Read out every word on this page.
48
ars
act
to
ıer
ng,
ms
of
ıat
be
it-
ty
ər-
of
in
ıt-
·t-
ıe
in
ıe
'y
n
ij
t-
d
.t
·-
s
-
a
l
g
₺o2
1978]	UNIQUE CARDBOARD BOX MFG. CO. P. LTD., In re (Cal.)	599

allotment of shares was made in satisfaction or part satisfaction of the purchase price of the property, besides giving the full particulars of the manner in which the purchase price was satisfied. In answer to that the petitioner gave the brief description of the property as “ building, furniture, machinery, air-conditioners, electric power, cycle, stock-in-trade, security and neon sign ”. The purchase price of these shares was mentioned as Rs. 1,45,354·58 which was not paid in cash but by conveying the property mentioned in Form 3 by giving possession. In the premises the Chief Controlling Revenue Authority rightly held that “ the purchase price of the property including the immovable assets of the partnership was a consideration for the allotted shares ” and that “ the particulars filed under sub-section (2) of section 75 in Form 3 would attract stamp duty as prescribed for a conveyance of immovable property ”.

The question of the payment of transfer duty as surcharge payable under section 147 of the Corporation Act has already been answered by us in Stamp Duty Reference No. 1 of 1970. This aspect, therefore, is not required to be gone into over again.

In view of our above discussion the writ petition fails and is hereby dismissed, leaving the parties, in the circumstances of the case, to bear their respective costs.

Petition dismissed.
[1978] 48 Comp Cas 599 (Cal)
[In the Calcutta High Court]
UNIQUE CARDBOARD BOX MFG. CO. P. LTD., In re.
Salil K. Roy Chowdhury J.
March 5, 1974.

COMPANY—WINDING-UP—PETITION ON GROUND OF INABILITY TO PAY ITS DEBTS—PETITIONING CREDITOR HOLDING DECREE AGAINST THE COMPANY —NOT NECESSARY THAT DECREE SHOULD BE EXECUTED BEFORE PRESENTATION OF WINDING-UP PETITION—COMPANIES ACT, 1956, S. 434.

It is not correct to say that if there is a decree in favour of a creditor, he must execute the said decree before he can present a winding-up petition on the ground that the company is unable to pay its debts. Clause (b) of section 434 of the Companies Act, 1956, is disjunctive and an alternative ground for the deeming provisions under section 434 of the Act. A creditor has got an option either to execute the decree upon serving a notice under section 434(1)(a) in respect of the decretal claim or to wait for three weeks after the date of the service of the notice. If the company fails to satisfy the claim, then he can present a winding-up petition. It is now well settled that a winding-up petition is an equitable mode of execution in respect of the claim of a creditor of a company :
━━━━━━━━━━━━━━━━
Select from the material above each line in which the string "UNIQUE" appears, and list those lines.

*Exercise answer:*
1978]	UNIQUE CARDBOARD BOX MFG. CO. P. LTD., In re (Cal.)	599
UNIQUE CARDBOARD BOX MFG. CO. P. LTD., In re.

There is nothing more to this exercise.